* Task objective *
When you copy the listing, skip the images and return each line verbatim.

* Material for the task *
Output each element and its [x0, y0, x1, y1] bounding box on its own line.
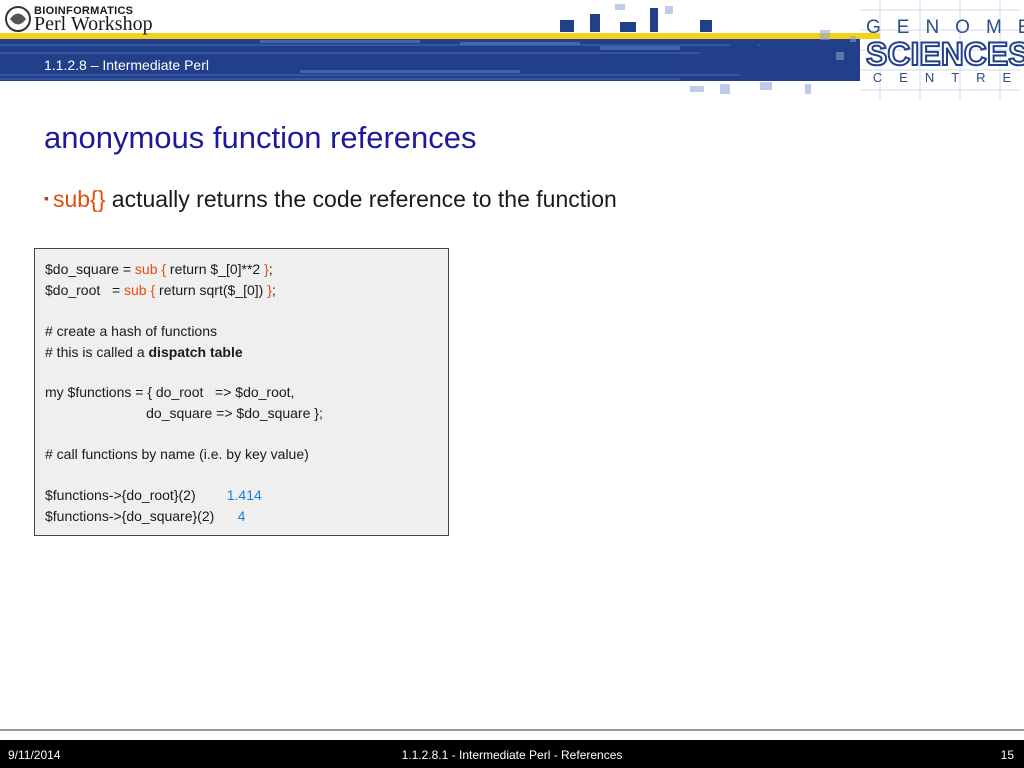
- code-comment-1: # create a hash of functions: [45, 323, 217, 339]
- bullet-text: actually returns the code reference to t…: [105, 186, 617, 212]
- slide-title: anonymous function references: [44, 120, 477, 155]
- code-result-root: 1.414: [226, 487, 262, 503]
- header-banner: BIOINFORMATICS Perl Workshop 1.1.2.8 – I…: [0, 0, 1024, 100]
- bullet-point: ▪ sub{} actually returns the code referen…: [44, 186, 617, 213]
- code-line-1: $do_square = sub { return $_[0]**2 };: [45, 261, 273, 277]
- code-result-square: 4: [237, 508, 246, 524]
- section-label: 1.1.2.8 – Intermediate Perl: [44, 57, 209, 73]
- bullet-code: sub{}: [52, 186, 106, 212]
- workshop-logo-icon: [5, 6, 31, 32]
- page-number: 15: [1000, 748, 1014, 762]
- code-line-hash-1: my $functions = { do_root => $do_root,: [45, 384, 295, 400]
- code-comment-2: # this is called a dispatch table: [45, 344, 243, 360]
- bullet-dot-icon: ▪: [44, 190, 49, 206]
- footer-title: 1.1.2.8.1 - Intermediate Perl - Referenc…: [401, 748, 623, 762]
- footer-bar: 9/11/2014 1.1.2.8.1 - Intermediate Perl …: [0, 740, 1024, 768]
- code-line-hash-2: do_square => $do_square };: [45, 405, 323, 421]
- gsc-logo: GENOME SCIENCES CENTRE: [865, 18, 1024, 86]
- code-block: $do_square = sub { return $_[0]**2 }; $d…: [34, 248, 449, 536]
- gsc-sciences-text: SCIENCES: [865, 36, 1024, 72]
- gsc-genome-text: GENOME: [866, 17, 1024, 38]
- code-line-2: $do_root = sub { return sqrt($_[0]) };: [45, 282, 276, 298]
- logo-line2: Perl Workshop: [34, 13, 153, 35]
- code-comment-3: # call functions by name (i.e. by key va…: [45, 446, 309, 462]
- gsc-centre-text: CENTRE: [872, 70, 1024, 85]
- code-call-square: $functions->{do_square}(2) 4: [45, 508, 246, 524]
- code-call-root: $functions->{do_root}(2) 1.414: [45, 487, 262, 503]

* Answer to this problem *
Output each element and its [x0, y0, x1, y1] bounding box on its own line.
- code-comment-1: # create a hash of functions: [45, 323, 217, 339]
- bullet-text: actually returns the code reference to t…: [105, 186, 617, 212]
- slide-title: anonymous function references: [44, 120, 477, 155]
- code-result-root: 1.414: [226, 487, 262, 503]
- header-banner: BIOINFORMATICS Perl Workshop 1.1.2.8 – I…: [0, 0, 1024, 100]
- bullet-point: ▪ sub{} actually returns the code referen…: [44, 186, 617, 213]
- code-line-1: $do_square = sub { return $_[0]**2 };: [45, 261, 273, 277]
- code-result-square: 4: [237, 508, 246, 524]
- section-label: 1.1.2.8 – Intermediate Perl: [44, 57, 209, 73]
- bullet-code: sub{}: [52, 186, 106, 212]
- workshop-logo-icon: [5, 6, 31, 32]
- page-number: 15: [1000, 748, 1014, 762]
- code-line-hash-1: my $functions = { do_root => $do_root,: [45, 384, 295, 400]
- code-comment-2: # this is called a dispatch table: [45, 344, 243, 360]
- bullet-dot-icon: ▪: [44, 190, 49, 206]
- footer-title: 1.1.2.8.1 - Intermediate Perl - Referenc…: [401, 748, 623, 762]
- footer-bar: 9/11/2014 1.1.2.8.1 - Intermediate Perl …: [0, 740, 1024, 768]
- code-line-hash-2: do_square => $do_square };: [45, 405, 323, 421]
- gsc-logo: GENOME SCIENCES CENTRE: [865, 18, 1024, 86]
- code-block: $do_square = sub { return $_[0]**2 }; $d…: [34, 248, 449, 536]
- gsc-sciences-text: SCIENCES: [865, 36, 1024, 72]
- gsc-genome-text: GENOME: [866, 17, 1024, 38]
- code-line-2: $do_root = sub { return sqrt($_[0]) };: [45, 282, 276, 298]
- logo-line2: Perl Workshop: [34, 13, 153, 35]
- code-comment-3: # call functions by name (i.e. by key va…: [45, 446, 309, 462]
- gsc-centre-text: CENTRE: [872, 70, 1024, 85]
- code-call-square: $functions->{do_square}(2) 4: [45, 508, 246, 524]
- code-call-root: $functions->{do_root}(2) 1.414: [45, 487, 262, 503]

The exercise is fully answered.